WHAT THIS TASK INVOLVES:
Each entry below is to be given again word for word, with no pictures.

══ MATERIAL PROVIDED ══

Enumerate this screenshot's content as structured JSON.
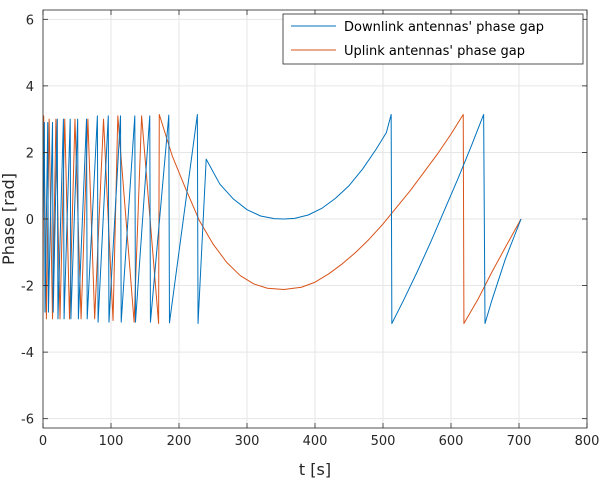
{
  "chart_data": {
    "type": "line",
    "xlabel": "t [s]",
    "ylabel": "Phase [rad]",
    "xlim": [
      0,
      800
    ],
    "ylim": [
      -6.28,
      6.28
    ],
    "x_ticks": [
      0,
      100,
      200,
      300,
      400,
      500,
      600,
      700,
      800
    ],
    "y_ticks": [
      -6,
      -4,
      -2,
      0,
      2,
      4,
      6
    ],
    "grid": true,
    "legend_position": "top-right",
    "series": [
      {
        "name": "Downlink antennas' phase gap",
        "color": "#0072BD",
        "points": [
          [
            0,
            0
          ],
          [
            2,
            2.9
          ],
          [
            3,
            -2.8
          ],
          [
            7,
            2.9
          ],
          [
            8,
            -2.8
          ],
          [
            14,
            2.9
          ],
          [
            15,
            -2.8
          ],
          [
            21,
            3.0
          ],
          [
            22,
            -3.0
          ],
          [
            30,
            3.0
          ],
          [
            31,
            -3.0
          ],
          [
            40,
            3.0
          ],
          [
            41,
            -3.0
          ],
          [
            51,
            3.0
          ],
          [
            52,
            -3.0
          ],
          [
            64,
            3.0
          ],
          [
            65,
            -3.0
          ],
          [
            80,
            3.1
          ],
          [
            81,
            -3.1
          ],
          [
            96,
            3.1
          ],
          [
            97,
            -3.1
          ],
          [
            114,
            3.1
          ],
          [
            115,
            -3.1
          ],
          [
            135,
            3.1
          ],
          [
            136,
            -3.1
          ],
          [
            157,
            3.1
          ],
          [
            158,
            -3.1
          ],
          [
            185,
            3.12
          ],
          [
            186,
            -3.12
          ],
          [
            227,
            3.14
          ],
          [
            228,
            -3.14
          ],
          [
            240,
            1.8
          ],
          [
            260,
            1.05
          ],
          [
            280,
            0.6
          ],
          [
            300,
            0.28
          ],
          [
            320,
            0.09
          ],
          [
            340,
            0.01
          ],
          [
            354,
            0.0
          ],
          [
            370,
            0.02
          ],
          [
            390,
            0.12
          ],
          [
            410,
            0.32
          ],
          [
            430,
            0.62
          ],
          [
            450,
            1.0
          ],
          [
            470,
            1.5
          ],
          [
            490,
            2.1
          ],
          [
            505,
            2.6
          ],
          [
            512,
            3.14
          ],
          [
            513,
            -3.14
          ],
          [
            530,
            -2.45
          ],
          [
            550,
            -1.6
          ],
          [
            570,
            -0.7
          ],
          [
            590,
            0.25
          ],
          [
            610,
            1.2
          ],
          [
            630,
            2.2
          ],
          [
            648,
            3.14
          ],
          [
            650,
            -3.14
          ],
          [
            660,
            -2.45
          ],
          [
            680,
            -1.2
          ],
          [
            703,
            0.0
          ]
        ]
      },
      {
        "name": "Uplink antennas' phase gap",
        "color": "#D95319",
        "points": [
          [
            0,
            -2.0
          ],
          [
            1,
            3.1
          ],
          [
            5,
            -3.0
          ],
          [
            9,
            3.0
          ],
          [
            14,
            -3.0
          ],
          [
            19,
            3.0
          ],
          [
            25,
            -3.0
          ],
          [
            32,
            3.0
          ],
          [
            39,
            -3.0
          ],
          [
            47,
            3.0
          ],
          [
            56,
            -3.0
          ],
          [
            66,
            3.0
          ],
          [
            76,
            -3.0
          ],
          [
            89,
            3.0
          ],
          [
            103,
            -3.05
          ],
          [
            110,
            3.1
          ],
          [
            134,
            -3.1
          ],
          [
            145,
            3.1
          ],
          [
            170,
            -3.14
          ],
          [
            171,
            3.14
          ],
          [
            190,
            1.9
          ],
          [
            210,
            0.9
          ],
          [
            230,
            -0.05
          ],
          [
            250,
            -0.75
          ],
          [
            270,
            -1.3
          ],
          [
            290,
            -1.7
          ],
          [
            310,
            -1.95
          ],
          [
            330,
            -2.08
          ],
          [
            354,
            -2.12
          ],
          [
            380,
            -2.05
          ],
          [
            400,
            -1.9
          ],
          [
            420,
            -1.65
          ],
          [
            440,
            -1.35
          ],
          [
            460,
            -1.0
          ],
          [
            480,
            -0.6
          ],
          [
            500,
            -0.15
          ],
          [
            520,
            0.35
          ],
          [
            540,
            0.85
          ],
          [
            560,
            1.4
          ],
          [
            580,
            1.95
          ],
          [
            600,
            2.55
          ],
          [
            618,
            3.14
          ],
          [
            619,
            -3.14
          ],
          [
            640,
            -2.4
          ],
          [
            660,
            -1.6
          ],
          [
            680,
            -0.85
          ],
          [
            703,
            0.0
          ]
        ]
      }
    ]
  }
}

═══

EXERCISE ANSWER:
Enumerate this screenshot's content as structured JSON.
{
  "chart_data": {
    "type": "line",
    "xlabel": "t [s]",
    "ylabel": "Phase [rad]",
    "xlim": [
      0,
      800
    ],
    "ylim": [
      -6.28,
      6.28
    ],
    "x_ticks": [
      0,
      100,
      200,
      300,
      400,
      500,
      600,
      700,
      800
    ],
    "y_ticks": [
      -6,
      -4,
      -2,
      0,
      2,
      4,
      6
    ],
    "grid": true,
    "legend_position": "top-right",
    "series": [
      {
        "name": "Downlink antennas' phase gap",
        "color": "#0072BD",
        "points": [
          [
            0,
            0
          ],
          [
            2,
            2.9
          ],
          [
            3,
            -2.8
          ],
          [
            7,
            2.9
          ],
          [
            8,
            -2.8
          ],
          [
            14,
            2.9
          ],
          [
            15,
            -2.8
          ],
          [
            21,
            3.0
          ],
          [
            22,
            -3.0
          ],
          [
            30,
            3.0
          ],
          [
            31,
            -3.0
          ],
          [
            40,
            3.0
          ],
          [
            41,
            -3.0
          ],
          [
            51,
            3.0
          ],
          [
            52,
            -3.0
          ],
          [
            64,
            3.0
          ],
          [
            65,
            -3.0
          ],
          [
            80,
            3.1
          ],
          [
            81,
            -3.1
          ],
          [
            96,
            3.1
          ],
          [
            97,
            -3.1
          ],
          [
            114,
            3.1
          ],
          [
            115,
            -3.1
          ],
          [
            135,
            3.1
          ],
          [
            136,
            -3.1
          ],
          [
            157,
            3.1
          ],
          [
            158,
            -3.1
          ],
          [
            185,
            3.12
          ],
          [
            186,
            -3.12
          ],
          [
            227,
            3.14
          ],
          [
            228,
            -3.14
          ],
          [
            240,
            1.8
          ],
          [
            260,
            1.05
          ],
          [
            280,
            0.6
          ],
          [
            300,
            0.28
          ],
          [
            320,
            0.09
          ],
          [
            340,
            0.01
          ],
          [
            354,
            0.0
          ],
          [
            370,
            0.02
          ],
          [
            390,
            0.12
          ],
          [
            410,
            0.32
          ],
          [
            430,
            0.62
          ],
          [
            450,
            1.0
          ],
          [
            470,
            1.5
          ],
          [
            490,
            2.1
          ],
          [
            505,
            2.6
          ],
          [
            512,
            3.14
          ],
          [
            513,
            -3.14
          ],
          [
            530,
            -2.45
          ],
          [
            550,
            -1.6
          ],
          [
            570,
            -0.7
          ],
          [
            590,
            0.25
          ],
          [
            610,
            1.2
          ],
          [
            630,
            2.2
          ],
          [
            648,
            3.14
          ],
          [
            650,
            -3.14
          ],
          [
            660,
            -2.45
          ],
          [
            680,
            -1.2
          ],
          [
            703,
            0.0
          ]
        ]
      },
      {
        "name": "Uplink antennas' phase gap",
        "color": "#D95319",
        "points": [
          [
            0,
            -2.0
          ],
          [
            1,
            3.1
          ],
          [
            5,
            -3.0
          ],
          [
            9,
            3.0
          ],
          [
            14,
            -3.0
          ],
          [
            19,
            3.0
          ],
          [
            25,
            -3.0
          ],
          [
            32,
            3.0
          ],
          [
            39,
            -3.0
          ],
          [
            47,
            3.0
          ],
          [
            56,
            -3.0
          ],
          [
            66,
            3.0
          ],
          [
            76,
            -3.0
          ],
          [
            89,
            3.0
          ],
          [
            103,
            -3.05
          ],
          [
            110,
            3.1
          ],
          [
            134,
            -3.1
          ],
          [
            145,
            3.1
          ],
          [
            170,
            -3.14
          ],
          [
            171,
            3.14
          ],
          [
            190,
            1.9
          ],
          [
            210,
            0.9
          ],
          [
            230,
            -0.05
          ],
          [
            250,
            -0.75
          ],
          [
            270,
            -1.3
          ],
          [
            290,
            -1.7
          ],
          [
            310,
            -1.95
          ],
          [
            330,
            -2.08
          ],
          [
            354,
            -2.12
          ],
          [
            380,
            -2.05
          ],
          [
            400,
            -1.9
          ],
          [
            420,
            -1.65
          ],
          [
            440,
            -1.35
          ],
          [
            460,
            -1.0
          ],
          [
            480,
            -0.6
          ],
          [
            500,
            -0.15
          ],
          [
            520,
            0.35
          ],
          [
            540,
            0.85
          ],
          [
            560,
            1.4
          ],
          [
            580,
            1.95
          ],
          [
            600,
            2.55
          ],
          [
            618,
            3.14
          ],
          [
            619,
            -3.14
          ],
          [
            640,
            -2.4
          ],
          [
            660,
            -1.6
          ],
          [
            680,
            -0.85
          ],
          [
            703,
            0.0
          ]
        ]
      }
    ]
  }
}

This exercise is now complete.